[Stored items]
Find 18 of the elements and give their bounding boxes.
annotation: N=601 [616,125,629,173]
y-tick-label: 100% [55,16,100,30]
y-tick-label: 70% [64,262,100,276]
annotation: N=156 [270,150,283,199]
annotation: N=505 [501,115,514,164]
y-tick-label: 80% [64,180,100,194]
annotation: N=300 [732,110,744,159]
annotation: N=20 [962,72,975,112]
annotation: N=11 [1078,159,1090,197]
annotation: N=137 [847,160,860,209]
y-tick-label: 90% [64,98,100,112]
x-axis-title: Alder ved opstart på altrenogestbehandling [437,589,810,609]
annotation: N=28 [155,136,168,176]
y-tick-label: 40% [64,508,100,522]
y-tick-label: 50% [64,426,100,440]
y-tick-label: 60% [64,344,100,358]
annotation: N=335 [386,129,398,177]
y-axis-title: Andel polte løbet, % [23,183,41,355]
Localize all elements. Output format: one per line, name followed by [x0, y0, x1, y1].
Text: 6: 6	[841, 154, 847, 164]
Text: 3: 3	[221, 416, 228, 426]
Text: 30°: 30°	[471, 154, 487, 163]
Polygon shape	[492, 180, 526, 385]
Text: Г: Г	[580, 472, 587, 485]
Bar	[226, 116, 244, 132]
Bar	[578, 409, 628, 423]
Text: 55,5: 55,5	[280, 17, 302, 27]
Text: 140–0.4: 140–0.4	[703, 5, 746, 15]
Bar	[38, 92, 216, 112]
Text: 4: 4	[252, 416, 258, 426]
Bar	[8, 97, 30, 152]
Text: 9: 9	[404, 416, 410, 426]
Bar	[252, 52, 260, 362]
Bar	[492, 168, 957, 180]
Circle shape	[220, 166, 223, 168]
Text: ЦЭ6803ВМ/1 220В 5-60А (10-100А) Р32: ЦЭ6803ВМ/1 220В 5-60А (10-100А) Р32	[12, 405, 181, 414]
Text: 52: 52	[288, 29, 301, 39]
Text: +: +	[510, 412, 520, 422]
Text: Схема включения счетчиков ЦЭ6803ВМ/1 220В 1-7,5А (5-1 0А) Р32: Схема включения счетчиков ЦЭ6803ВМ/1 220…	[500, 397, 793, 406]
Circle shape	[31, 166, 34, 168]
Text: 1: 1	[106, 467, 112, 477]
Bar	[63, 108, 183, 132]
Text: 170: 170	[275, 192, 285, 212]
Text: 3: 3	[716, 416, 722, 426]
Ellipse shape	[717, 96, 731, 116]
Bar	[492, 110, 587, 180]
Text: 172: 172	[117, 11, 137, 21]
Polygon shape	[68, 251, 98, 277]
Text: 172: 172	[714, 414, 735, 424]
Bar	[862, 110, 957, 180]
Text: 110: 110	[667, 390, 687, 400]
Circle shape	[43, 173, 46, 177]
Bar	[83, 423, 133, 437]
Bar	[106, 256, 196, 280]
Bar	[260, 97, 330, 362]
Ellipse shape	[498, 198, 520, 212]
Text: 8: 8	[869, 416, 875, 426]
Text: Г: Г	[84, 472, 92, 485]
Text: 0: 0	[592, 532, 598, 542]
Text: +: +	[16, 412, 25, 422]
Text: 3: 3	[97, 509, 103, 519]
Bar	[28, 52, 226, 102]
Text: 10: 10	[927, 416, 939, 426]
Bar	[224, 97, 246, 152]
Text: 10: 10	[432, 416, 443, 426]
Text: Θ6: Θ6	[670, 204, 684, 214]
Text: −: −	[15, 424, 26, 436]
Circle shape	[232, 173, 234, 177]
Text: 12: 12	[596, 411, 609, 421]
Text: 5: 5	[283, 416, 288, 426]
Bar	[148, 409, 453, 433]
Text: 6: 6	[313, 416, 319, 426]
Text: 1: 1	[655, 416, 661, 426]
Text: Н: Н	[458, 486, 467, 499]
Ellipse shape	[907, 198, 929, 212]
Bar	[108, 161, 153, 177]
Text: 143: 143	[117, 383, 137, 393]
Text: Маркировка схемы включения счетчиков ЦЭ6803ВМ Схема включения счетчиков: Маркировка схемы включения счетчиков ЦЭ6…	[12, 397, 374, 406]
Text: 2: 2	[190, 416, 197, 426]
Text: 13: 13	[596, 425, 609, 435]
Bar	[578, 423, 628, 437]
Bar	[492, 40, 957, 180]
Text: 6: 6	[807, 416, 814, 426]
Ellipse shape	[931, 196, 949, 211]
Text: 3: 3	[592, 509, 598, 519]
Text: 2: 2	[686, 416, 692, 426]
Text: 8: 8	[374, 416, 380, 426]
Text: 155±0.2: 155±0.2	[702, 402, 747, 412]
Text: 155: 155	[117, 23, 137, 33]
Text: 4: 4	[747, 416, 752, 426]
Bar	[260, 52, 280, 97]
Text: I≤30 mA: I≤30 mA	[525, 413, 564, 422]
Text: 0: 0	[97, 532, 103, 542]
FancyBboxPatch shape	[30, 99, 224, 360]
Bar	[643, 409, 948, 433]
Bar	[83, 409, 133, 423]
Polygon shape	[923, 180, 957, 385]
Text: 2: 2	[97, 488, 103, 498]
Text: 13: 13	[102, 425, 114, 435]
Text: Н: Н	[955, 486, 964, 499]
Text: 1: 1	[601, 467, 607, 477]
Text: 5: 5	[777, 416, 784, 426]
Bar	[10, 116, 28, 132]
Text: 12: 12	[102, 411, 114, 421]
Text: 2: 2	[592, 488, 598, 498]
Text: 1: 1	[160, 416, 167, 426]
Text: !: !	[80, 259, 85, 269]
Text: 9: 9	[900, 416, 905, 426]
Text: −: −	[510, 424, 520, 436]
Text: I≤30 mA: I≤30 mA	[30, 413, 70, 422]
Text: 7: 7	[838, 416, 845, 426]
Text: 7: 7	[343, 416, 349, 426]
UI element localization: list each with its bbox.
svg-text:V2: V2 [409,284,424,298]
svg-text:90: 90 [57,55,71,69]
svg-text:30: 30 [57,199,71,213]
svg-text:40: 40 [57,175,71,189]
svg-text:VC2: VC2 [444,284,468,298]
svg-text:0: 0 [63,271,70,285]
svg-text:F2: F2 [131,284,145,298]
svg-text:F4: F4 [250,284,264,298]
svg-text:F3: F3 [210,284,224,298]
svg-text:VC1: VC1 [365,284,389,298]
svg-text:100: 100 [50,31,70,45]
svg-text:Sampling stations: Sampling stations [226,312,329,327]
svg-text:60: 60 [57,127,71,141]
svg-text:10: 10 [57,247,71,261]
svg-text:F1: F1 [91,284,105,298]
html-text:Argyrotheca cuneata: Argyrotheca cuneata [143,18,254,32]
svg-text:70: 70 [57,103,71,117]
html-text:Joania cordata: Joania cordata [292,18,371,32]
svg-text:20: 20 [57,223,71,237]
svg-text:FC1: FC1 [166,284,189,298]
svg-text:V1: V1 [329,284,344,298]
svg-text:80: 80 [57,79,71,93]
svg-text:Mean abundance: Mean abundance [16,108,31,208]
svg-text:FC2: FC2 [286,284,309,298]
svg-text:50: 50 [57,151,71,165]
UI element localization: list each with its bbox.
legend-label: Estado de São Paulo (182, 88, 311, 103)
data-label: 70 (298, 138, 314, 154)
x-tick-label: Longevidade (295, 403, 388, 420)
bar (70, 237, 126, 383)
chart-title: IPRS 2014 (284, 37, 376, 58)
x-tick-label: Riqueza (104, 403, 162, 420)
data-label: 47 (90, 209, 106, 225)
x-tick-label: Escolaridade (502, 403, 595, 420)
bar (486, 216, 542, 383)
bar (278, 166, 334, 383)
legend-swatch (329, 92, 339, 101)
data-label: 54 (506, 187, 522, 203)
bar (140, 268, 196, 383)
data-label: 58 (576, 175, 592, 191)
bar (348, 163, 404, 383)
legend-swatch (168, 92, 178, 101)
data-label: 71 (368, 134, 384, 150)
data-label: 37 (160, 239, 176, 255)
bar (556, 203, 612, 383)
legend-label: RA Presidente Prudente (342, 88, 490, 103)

(Task to complete):
Rewrite the lines from the start of the stored items through the line containing "154, 487, 163]" as a numbered list, leaving out any blank lines.

(Solved problem):
1. Find 18 of the elements and give their bounding boxes.
2. annotation: N=601 [616,125,629,173]
3. y-tick-label: 100% [55,16,100,30]
4. y-tick-label: 70% [64,262,100,276]
5. annotation: N=156 [270,150,283,199]
6. annotation: N=505 [501,115,514,164]
7. y-tick-label: 80% [64,180,100,194]
8. annotation: N=300 [732,110,744,159]
9. annotation: N=20 [962,72,975,112]
10. annotation: N=11 [1078,159,1090,197]
11. annotation: N=137 [847,160,860,209]
12. y-tick-label: 90% [64,98,100,112]
13. x-axis-title: Alder ved opstart på altrenogestbehandling [437,589,810,609]
14. annotation: N=28 [155,136,168,176]
15. y-tick-label: 40% [64,508,100,522]
16. y-tick-label: 50% [64,426,100,440]
17. y-tick-label: 60% [64,344,100,358]
18. annotation: N=335 [386,129,398,177]
19. y-axis-title: Andel polte løbet, % [23,183,41,355]
20. Localize all elements. Output format: one per line, name followed by [x0, y0, x1, y1].
21. Text: 6: 6	[841, 154, 847, 164]
22. Text: 3: 3	[221, 416, 228, 426]
23. Text: 30°: 30°	[471, 154, 487, 163]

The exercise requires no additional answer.